• _YOUR GOAL_: Return every line below in which "Fieldbus" appears.

• _Dataset items_:
^^^^
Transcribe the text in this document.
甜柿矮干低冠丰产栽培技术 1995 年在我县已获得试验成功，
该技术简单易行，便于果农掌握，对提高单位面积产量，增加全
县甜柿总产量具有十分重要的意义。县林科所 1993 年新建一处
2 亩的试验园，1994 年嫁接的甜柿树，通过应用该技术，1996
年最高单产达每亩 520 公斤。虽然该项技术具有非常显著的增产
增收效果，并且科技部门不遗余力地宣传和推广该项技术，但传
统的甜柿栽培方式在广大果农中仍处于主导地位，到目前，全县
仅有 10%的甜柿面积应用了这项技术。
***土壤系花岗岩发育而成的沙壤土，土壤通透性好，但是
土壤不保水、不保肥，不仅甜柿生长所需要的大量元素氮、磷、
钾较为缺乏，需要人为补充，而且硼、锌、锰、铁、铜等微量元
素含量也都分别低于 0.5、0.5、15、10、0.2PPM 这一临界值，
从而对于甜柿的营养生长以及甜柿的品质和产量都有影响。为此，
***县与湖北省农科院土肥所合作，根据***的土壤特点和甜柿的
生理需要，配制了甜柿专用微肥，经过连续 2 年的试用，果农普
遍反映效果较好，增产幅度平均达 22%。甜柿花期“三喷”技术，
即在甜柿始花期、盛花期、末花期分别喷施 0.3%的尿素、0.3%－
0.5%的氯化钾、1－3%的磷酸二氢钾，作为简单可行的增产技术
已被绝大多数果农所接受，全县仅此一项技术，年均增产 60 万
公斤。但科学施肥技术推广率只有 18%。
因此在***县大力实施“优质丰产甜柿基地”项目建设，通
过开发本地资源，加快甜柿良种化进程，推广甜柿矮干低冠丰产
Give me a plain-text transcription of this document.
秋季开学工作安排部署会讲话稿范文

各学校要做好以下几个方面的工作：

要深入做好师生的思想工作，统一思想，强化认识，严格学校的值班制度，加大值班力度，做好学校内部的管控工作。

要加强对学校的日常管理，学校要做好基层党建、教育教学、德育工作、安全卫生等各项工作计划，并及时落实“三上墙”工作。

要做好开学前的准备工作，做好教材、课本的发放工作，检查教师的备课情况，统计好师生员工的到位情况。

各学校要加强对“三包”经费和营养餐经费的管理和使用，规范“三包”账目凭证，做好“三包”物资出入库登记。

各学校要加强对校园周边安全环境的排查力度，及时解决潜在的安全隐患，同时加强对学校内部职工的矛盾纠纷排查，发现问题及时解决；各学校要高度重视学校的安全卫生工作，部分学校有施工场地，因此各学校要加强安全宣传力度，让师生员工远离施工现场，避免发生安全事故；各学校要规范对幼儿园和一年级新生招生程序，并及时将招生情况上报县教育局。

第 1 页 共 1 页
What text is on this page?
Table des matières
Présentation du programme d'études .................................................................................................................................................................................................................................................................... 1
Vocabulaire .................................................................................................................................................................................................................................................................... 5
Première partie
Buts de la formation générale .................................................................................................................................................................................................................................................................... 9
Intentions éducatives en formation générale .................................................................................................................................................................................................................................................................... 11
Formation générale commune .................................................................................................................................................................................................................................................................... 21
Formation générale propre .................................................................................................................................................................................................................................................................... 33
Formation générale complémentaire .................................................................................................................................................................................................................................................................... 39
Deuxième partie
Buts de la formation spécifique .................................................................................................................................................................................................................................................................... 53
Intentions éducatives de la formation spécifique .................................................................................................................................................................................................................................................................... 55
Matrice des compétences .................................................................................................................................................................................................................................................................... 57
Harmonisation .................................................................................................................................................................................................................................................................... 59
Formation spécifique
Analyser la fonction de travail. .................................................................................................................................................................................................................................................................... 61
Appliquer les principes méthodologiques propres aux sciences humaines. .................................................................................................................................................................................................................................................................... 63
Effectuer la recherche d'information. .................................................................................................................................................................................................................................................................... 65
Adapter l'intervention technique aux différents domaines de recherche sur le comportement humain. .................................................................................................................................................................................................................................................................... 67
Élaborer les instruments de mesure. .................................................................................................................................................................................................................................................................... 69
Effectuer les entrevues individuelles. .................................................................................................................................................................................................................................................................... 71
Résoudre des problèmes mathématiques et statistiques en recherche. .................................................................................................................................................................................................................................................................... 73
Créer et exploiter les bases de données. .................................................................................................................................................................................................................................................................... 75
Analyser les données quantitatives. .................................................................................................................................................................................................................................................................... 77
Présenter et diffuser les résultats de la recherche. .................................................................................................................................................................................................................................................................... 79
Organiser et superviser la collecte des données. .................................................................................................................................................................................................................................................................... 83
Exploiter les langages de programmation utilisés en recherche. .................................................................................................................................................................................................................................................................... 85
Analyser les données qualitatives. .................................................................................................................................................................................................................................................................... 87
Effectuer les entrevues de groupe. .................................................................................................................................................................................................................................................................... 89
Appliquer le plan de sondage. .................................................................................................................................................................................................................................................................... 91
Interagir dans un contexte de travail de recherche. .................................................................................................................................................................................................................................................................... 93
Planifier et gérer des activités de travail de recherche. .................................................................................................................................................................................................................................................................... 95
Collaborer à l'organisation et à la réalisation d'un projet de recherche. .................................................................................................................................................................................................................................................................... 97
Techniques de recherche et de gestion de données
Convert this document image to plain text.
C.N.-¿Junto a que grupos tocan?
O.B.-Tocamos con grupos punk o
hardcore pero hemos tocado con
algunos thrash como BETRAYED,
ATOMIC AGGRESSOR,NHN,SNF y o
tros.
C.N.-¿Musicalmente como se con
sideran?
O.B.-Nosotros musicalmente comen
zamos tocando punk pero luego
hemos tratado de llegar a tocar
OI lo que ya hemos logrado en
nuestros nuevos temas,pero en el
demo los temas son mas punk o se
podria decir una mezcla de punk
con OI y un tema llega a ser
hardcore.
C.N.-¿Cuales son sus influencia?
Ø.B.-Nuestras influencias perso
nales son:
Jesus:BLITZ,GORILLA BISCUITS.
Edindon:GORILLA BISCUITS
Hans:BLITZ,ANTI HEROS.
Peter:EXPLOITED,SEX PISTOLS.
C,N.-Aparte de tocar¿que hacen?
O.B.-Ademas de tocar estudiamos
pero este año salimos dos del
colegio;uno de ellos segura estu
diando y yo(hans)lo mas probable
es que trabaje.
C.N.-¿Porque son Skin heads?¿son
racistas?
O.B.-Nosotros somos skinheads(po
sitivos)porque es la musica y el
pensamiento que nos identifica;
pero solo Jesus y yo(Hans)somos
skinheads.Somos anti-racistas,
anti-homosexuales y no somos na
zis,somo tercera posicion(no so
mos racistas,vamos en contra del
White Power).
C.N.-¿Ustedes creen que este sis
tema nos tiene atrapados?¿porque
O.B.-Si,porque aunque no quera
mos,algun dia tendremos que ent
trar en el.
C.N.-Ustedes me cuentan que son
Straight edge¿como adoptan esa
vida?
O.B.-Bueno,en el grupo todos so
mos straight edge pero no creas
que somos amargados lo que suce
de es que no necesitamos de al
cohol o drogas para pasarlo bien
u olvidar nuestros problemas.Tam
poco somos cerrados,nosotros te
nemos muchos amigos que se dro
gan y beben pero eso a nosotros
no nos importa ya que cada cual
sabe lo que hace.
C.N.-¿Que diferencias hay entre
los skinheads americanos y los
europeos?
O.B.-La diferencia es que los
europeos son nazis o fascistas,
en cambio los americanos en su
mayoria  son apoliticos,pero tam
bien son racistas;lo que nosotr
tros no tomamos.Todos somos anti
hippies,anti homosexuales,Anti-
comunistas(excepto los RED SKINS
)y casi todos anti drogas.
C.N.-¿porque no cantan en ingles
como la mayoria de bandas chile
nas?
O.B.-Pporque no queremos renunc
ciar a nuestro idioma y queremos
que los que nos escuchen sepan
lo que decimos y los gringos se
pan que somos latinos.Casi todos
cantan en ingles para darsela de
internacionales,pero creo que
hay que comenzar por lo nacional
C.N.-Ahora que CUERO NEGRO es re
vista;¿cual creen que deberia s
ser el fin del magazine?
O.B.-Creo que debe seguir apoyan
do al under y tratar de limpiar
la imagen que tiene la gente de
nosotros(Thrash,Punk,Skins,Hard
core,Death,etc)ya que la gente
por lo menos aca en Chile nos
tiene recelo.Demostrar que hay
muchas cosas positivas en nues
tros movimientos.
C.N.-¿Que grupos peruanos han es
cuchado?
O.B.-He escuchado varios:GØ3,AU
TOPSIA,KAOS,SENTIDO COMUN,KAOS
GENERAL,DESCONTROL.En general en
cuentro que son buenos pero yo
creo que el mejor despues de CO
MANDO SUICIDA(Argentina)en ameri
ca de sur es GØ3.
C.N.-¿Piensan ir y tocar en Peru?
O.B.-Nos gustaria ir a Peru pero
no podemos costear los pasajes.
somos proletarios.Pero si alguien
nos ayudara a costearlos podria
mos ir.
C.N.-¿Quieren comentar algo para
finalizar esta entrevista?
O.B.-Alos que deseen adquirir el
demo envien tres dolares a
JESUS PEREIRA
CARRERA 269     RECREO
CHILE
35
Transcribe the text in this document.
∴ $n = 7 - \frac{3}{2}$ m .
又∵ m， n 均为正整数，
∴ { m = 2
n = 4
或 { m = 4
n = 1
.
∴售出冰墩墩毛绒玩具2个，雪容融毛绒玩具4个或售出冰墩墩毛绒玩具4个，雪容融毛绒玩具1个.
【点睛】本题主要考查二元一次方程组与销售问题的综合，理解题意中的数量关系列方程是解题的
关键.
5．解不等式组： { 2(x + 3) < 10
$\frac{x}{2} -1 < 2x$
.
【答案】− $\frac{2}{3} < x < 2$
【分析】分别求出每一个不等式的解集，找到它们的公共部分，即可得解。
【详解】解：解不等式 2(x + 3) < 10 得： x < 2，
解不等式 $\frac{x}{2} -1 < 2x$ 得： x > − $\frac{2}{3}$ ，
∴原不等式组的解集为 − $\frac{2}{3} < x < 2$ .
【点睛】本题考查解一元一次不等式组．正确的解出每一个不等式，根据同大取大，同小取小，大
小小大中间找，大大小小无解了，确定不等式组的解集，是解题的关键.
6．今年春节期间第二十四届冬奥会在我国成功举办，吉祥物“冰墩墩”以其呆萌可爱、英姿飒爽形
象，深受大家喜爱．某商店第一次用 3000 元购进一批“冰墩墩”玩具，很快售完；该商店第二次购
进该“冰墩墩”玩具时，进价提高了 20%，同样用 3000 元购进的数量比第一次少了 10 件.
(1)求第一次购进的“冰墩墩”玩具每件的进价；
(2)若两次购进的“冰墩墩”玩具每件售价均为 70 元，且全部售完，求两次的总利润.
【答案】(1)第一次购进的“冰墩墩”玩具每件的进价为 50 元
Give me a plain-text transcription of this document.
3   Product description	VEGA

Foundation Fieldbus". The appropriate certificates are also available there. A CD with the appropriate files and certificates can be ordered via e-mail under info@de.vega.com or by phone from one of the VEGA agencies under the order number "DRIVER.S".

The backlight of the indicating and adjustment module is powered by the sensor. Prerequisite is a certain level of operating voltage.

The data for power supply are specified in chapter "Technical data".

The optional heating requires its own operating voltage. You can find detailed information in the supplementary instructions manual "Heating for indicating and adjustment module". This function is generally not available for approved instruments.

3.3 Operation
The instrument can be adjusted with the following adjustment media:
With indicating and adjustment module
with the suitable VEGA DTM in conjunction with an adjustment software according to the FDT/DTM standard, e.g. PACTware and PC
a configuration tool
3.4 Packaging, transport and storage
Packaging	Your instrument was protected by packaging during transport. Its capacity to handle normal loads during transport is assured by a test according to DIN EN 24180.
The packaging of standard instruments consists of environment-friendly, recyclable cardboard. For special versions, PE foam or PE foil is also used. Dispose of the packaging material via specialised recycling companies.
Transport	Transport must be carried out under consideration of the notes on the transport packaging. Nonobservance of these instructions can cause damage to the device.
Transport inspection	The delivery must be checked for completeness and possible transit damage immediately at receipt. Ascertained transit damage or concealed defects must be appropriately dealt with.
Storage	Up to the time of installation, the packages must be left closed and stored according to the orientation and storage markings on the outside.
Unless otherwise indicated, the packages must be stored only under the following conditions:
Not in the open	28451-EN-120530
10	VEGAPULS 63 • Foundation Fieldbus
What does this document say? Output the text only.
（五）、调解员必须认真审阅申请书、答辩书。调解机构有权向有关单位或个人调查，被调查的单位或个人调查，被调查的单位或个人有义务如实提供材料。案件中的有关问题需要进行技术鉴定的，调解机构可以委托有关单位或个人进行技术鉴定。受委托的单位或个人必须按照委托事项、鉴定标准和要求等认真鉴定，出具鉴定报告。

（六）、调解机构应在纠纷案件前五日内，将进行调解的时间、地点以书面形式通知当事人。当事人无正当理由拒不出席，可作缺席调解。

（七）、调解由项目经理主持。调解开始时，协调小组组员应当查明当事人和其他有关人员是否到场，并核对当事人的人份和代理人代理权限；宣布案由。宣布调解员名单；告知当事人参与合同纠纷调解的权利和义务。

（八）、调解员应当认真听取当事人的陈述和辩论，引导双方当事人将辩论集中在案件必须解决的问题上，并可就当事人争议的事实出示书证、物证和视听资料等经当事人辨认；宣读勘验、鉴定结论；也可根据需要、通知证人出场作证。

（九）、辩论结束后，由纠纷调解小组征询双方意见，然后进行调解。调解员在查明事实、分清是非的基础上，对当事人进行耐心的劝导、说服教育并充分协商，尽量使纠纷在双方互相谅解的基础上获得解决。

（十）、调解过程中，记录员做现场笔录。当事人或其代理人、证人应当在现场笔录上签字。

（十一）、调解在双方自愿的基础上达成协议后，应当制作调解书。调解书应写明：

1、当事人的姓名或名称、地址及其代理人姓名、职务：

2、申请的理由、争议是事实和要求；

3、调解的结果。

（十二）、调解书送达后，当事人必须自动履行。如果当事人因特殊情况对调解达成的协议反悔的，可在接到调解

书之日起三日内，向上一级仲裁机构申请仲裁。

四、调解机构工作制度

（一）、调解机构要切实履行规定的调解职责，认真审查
^^^^
• _EXERCISE ANSWER_:
Foundation Fieldbus". The appropriate certificates are also available there. A CD with the appropriate files and certificates can be ordered via e-mail under info@de.vega.com or by phone from one of the VEGA agencies under the order number "DRIVER.S".
10	VEGAPULS 63 • Foundation Fieldbus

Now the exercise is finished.